● **Exercise goal**
Could every line of the data be printed exactly as it reads?

Figure data in JSON
────────────────────
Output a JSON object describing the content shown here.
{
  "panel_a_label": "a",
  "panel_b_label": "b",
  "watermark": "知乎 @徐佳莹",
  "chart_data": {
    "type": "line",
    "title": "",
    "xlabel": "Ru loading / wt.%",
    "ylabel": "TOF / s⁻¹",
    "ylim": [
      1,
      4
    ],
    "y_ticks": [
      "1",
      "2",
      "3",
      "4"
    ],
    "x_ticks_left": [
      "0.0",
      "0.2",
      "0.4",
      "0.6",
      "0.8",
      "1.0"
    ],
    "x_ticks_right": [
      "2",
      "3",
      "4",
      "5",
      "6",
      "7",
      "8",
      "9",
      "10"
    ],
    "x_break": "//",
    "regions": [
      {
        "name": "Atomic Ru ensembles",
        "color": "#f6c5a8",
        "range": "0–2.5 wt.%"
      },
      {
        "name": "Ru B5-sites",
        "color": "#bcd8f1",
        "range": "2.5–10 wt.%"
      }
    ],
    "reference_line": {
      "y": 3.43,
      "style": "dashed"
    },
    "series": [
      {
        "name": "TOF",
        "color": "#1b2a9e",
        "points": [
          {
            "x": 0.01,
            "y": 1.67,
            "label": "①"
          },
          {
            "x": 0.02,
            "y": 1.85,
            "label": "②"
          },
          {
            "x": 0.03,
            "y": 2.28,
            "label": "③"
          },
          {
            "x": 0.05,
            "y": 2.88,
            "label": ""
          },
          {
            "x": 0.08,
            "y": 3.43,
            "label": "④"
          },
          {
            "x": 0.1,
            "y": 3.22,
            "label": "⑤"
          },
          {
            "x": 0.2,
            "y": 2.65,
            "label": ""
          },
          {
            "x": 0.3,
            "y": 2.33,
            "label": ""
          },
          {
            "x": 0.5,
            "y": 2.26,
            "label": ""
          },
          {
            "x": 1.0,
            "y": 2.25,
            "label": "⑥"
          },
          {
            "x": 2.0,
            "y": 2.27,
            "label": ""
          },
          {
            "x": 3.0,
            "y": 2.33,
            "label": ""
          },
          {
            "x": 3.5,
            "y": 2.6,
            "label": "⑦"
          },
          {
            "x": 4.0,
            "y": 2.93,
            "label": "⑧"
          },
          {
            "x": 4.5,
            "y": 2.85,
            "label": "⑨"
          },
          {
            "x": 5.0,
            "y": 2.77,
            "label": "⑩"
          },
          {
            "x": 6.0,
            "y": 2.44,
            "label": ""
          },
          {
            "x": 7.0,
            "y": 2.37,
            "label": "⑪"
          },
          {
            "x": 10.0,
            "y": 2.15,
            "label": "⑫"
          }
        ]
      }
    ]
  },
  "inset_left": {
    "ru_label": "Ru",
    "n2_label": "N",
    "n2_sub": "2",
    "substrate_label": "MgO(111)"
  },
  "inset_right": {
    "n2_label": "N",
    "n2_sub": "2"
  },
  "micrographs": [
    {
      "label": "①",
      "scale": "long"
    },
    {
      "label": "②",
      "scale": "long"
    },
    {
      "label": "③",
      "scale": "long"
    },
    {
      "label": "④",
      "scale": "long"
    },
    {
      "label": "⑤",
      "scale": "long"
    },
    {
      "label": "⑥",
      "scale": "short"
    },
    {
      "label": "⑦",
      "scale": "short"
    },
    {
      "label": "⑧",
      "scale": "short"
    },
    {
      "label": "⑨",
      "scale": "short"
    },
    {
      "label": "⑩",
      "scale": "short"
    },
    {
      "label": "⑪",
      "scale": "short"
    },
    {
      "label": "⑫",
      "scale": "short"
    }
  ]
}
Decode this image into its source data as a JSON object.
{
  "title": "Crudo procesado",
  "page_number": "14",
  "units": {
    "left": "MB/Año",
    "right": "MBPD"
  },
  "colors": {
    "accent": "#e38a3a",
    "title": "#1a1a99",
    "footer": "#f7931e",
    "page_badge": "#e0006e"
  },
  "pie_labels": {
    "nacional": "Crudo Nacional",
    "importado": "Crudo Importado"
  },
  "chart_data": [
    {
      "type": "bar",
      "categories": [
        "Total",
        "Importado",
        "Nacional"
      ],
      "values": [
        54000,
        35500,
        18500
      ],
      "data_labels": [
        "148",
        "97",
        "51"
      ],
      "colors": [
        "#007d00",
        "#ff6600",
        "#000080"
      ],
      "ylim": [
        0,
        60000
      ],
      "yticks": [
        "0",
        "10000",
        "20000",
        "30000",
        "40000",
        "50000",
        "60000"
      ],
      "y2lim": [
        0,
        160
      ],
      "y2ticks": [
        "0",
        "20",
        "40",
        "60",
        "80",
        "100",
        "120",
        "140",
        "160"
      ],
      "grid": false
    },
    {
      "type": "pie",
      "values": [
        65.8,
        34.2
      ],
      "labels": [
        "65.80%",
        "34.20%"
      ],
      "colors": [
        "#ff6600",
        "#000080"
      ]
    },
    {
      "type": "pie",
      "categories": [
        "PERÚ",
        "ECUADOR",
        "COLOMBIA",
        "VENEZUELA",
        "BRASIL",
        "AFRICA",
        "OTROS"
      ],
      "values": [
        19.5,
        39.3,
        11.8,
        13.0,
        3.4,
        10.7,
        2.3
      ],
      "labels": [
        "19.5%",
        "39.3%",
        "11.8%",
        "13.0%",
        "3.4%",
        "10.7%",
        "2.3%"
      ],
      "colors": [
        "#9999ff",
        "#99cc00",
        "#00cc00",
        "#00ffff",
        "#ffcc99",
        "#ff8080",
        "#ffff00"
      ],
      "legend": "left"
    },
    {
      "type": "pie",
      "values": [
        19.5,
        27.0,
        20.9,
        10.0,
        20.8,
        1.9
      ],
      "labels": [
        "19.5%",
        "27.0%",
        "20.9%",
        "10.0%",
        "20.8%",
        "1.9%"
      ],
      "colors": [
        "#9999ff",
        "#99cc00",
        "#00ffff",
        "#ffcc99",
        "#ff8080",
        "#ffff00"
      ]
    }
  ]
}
────────────────────
● **Solution**
Output a JSON object describing the content shown here.
{
  "panel_a_label": "a",
  "panel_b_label": "b",
  "watermark": "知乎 @徐佳莹",
  "chart_data": {
    "type": "line",
    "title": "",
    "xlabel": "Ru loading / wt.%",
    "ylabel": "TOF / s⁻¹",
    "ylim": [
      1,
      4
    ],
    "y_ticks": [
      "1",
      "2",
      "3",
      "4"
    ],
    "x_ticks_left": [
      "0.0",
      "0.2",
      "0.4",
      "0.6",
      "0.8",
      "1.0"
    ],
    "x_ticks_right": [
      "2",
      "3",
      "4",
      "5",
      "6",
      "7",
      "8",
      "9",
      "10"
    ],
    "x_break": "//",
    "regions": [
      {
        "name": "Atomic Ru ensembles",
        "color": "#f6c5a8",
        "range": "0–2.5 wt.%"
      },
      {
        "name": "Ru B5-sites",
        "color": "#bcd8f1",
        "range": "2.5–10 wt.%"
      }
    ],
    "reference_line": {
      "y": 3.43,
      "style": "dashed"
    },
    "series": [
      {
        "name": "TOF",
        "color": "#1b2a9e",
        "points": [
          {
            "x": 0.01,
            "y": 1.67,
            "label": "①"
          },
          {
            "x": 0.02,
            "y": 1.85,
            "label": "②"
          },
          {
            "x": 0.03,
            "y": 2.28,
            "label": "③"
          },
          {
            "x": 0.05,
            "y": 2.88,
            "label": ""
          },
          {
            "x": 0.08,
            "y": 3.43,
            "label": "④"
          },
          {
            "x": 0.1,
            "y": 3.22,
            "label": "⑤"
          },
          {
            "x": 0.2,
            "y": 2.65,
            "label": ""
          },
          {
            "x": 0.3,
            "y": 2.33,
            "label": ""
          },
          {
            "x": 0.5,
            "y": 2.26,
            "label": ""
          },
          {
            "x": 1.0,
            "y": 2.25,
            "label": "⑥"
          },
          {
            "x": 2.0,
            "y": 2.27,
            "label": ""
          },
          {
            "x": 3.0,
            "y": 2.33,
            "label": ""
          },
          {
            "x": 3.5,
            "y": 2.6,
            "label": "⑦"
          },
          {
            "x": 4.0,
            "y": 2.93,
            "label": "⑧"
          },
          {
            "x": 4.5,
            "y": 2.85,
            "label": "⑨"
          },
          {
            "x": 5.0,
            "y": 2.77,
            "label": "⑩"
          },
          {
            "x": 6.0,
            "y": 2.44,
            "label": ""
          },
          {
            "x": 7.0,
            "y": 2.37,
            "label": "⑪"
          },
          {
            "x": 10.0,
            "y": 2.15,
            "label": "⑫"
          }
        ]
      }
    ]
  },
  "inset_left": {
    "ru_label": "Ru",
    "n2_label": "N",
    "n2_sub": "2",
    "substrate_label": "MgO(111)"
  },
  "inset_right": {
    "n2_label": "N",
    "n2_sub": "2"
  },
  "micrographs": [
    {
      "label": "①",
      "scale": "long"
    },
    {
      "label": "②",
      "scale": "long"
    },
    {
      "label": "③",
      "scale": "long"
    },
    {
      "label": "④",
      "scale": "long"
    },
    {
      "label": "⑤",
      "scale": "long"
    },
    {
      "label": "⑥",
      "scale": "short"
    },
    {
      "label": "⑦",
      "scale": "short"
    },
    {
      "label": "⑧",
      "scale": "short"
    },
    {
      "label": "⑨",
      "scale": "short"
    },
    {
      "label": "⑩",
      "scale": "short"
    },
    {
      "label": "⑪",
      "scale": "short"
    },
    {
      "label": "⑫",
      "scale": "short"
    }
  ]
}
Decode this image into its source data as a JSON object.
{
  "title": "Crudo procesado",
  "page_number": "14",
  "units": {
    "left": "MB/Año",
    "right": "MBPD"
  },
  "colors": {
    "accent": "#e38a3a",
    "title": "#1a1a99",
    "footer": "#f7931e",
    "page_badge": "#e0006e"
  },
  "pie_labels": {
    "nacional": "Crudo Nacional",
    "importado": "Crudo Importado"
  },
  "chart_data": [
    {
      "type": "bar",
      "categories": [
        "Total",
        "Importado",
        "Nacional"
      ],
      "values": [
        54000,
        35500,
        18500
      ],
      "data_labels": [
        "148",
        "97",
        "51"
      ],
      "colors": [
        "#007d00",
        "#ff6600",
        "#000080"
      ],
      "ylim": [
        0,
        60000
      ],
      "yticks": [
        "0",
        "10000",
        "20000",
        "30000",
        "40000",
        "50000",
        "60000"
      ],
      "y2lim": [
        0,
        160
      ],
      "y2ticks": [
        "0",
        "20",
        "40",
        "60",
        "80",
        "100",
        "120",
        "140",
        "160"
      ],
      "grid": false
    },
    {
      "type": "pie",
      "values": [
        65.8,
        34.2
      ],
      "labels": [
        "65.80%",
        "34.20%"
      ],
      "colors": [
        "#ff6600",
        "#000080"
      ]
    },
    {
      "type": "pie",
      "categories": [
        "PERÚ",
        "ECUADOR",
        "COLOMBIA",
        "VENEZUELA",
        "BRASIL",
        "AFRICA",
        "OTROS"
      ],
      "values": [
        19.5,
        39.3,
        11.8,
        13.0,
        3.4,
        10.7,
        2.3
      ],
      "labels": [
        "19.5%",
        "39.3%",
        "11.8%",
        "13.0%",
        "3.4%",
        "10.7%",
        "2.3%"
      ],
      "colors": [
        "#9999ff",
        "#99cc00",
        "#00cc00",
        "#00ffff",
        "#ffcc99",
        "#ff8080",
        "#ffff00"
      ],
      "legend": "left"
    },
    {
      "type": "pie",
      "values": [
        19.5,
        27.0,
        20.9,
        10.0,
        20.8,
        1.9
      ],
      "labels": [
        "19.5%",
        "27.0%",
        "20.9%",
        "10.0%",
        "20.8%",
        "1.9%"
      ],
      "colors": [
        "#9999ff",
        "#99cc00",
        "#00ffff",
        "#ffcc99",
        "#ff8080",
        "#ffff00"
      ]
    }
  ]
}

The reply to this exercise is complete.